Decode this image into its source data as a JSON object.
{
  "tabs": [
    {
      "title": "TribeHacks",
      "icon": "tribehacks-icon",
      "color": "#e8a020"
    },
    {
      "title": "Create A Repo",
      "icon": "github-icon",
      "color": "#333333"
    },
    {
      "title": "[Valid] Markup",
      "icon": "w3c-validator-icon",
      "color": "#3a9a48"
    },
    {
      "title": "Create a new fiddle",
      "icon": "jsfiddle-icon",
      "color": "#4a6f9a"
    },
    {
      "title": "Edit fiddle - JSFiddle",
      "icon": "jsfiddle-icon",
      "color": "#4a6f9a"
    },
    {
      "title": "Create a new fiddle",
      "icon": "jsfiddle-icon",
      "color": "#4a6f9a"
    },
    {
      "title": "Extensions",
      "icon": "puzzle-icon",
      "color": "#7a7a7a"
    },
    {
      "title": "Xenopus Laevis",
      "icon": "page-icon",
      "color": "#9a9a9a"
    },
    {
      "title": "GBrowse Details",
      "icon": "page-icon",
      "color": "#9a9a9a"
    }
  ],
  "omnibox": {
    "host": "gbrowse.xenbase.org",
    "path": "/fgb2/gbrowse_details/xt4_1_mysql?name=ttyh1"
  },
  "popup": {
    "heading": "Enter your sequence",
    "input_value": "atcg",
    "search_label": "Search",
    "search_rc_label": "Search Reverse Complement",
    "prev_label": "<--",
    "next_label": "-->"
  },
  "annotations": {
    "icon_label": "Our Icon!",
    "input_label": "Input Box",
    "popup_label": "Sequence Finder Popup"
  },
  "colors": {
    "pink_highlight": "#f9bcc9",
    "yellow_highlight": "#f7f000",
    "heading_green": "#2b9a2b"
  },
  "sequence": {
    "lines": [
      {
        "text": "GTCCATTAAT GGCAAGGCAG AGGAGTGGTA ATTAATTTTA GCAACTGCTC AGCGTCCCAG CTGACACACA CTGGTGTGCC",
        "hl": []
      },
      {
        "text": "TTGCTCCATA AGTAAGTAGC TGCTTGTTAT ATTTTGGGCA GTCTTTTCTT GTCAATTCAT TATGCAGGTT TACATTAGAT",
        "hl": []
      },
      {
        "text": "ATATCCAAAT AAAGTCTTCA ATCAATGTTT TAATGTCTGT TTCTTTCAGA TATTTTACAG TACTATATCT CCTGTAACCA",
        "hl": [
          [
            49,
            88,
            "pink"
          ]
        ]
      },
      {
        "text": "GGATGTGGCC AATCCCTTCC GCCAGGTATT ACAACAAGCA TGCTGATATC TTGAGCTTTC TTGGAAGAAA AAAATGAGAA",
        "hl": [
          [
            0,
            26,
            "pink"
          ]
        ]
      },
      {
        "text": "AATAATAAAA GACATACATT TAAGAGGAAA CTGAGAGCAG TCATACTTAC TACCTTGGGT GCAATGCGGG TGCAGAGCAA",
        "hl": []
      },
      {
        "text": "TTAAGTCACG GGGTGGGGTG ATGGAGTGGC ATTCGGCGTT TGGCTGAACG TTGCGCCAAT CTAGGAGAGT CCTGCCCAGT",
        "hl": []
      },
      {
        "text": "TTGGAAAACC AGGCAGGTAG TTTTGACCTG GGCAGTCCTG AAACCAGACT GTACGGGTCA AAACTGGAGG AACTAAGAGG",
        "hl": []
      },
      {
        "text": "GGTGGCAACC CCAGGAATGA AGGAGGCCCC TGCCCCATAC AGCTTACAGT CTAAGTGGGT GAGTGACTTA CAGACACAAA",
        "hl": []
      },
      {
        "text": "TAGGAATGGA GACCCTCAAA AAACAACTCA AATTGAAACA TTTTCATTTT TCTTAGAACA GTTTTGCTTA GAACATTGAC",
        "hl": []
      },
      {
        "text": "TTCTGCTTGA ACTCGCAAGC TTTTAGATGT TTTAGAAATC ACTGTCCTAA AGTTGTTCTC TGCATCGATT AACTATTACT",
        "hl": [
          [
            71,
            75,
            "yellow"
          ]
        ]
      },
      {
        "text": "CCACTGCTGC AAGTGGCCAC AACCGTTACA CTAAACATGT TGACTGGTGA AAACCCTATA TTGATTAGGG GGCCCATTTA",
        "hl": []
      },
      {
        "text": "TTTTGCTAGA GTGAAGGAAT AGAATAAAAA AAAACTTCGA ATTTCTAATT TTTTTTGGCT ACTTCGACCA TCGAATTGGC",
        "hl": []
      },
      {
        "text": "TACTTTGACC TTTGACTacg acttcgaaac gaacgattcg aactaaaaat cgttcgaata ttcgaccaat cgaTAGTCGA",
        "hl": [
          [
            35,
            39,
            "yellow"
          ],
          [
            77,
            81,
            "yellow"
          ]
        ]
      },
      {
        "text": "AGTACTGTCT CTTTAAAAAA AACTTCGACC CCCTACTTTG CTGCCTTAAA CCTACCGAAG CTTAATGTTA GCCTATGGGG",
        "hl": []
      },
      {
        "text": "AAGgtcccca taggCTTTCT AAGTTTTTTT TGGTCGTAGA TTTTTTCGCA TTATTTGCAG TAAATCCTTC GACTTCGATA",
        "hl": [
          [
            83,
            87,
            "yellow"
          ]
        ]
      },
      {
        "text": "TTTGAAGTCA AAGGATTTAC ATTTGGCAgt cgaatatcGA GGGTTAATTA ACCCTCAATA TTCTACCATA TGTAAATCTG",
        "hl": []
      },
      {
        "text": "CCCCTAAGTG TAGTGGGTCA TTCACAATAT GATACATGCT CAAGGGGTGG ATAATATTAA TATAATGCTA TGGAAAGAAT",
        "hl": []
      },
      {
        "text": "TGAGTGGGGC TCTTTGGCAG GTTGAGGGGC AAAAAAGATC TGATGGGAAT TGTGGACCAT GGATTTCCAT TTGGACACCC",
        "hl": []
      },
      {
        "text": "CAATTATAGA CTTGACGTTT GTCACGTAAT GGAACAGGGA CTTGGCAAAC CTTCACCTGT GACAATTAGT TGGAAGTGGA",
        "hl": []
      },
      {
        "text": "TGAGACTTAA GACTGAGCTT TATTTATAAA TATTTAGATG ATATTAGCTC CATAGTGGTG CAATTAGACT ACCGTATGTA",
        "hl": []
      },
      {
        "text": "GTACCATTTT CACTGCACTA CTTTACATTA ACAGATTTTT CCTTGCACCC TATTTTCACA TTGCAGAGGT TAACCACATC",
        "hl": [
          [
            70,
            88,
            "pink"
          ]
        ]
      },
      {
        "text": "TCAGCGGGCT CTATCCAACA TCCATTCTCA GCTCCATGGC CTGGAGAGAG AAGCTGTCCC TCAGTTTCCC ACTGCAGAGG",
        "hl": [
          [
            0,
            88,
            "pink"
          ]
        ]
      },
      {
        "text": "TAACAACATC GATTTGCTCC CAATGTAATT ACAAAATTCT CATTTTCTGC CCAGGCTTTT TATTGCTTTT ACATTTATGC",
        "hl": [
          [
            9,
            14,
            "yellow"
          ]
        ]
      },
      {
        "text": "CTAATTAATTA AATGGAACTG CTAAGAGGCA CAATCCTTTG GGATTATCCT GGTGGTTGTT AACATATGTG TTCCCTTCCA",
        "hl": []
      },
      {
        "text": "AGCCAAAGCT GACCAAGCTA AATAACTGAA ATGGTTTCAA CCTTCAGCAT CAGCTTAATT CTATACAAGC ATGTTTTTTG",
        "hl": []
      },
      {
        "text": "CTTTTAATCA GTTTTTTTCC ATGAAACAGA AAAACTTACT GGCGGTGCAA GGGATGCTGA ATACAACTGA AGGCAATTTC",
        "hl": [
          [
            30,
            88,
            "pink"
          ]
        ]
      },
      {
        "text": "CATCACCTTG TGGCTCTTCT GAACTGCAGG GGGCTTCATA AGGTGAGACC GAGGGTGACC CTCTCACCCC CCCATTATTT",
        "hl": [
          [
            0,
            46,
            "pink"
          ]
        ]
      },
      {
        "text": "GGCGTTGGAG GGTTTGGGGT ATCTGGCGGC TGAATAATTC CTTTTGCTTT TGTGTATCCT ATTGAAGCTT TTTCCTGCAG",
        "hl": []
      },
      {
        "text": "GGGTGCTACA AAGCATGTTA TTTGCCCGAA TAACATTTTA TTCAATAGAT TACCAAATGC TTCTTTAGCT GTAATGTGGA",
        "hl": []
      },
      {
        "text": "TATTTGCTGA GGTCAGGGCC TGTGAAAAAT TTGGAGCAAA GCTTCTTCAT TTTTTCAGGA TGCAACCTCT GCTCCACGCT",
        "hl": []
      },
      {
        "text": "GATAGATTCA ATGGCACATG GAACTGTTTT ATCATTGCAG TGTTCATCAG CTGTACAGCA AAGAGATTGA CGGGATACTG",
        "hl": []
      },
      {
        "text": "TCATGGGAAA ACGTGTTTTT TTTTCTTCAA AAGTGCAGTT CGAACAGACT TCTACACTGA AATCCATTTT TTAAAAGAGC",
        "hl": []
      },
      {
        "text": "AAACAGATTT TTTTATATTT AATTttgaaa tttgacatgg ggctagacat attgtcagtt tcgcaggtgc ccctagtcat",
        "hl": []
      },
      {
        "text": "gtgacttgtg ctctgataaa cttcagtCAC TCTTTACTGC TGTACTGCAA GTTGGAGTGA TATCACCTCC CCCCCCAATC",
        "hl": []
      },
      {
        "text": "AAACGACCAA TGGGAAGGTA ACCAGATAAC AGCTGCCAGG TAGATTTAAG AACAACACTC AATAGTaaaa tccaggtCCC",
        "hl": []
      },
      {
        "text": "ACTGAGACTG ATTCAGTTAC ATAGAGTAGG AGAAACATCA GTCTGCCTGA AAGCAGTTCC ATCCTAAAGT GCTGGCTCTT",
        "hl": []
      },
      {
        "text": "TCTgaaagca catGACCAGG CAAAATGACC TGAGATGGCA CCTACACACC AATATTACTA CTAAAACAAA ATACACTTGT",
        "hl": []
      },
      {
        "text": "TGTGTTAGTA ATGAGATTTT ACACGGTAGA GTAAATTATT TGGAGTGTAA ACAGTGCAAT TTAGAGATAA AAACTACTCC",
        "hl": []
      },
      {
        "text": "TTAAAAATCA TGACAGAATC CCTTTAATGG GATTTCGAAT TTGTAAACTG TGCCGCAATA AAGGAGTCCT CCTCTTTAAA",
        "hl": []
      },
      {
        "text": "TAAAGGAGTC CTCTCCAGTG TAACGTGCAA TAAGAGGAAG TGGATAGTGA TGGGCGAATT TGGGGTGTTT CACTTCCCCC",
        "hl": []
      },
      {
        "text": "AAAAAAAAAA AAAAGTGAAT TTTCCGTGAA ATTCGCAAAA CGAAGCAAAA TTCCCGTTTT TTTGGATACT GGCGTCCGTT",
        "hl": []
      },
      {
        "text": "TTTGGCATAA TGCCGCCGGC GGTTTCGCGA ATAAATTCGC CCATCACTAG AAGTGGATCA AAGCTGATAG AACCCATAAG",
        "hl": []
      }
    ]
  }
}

§ **Instruction**:
Show every line in the entries where the string "Search" occurs.

§ **Response**:
    "search_label": "Search",
    "search_rc_label": "Search Reverse Complement",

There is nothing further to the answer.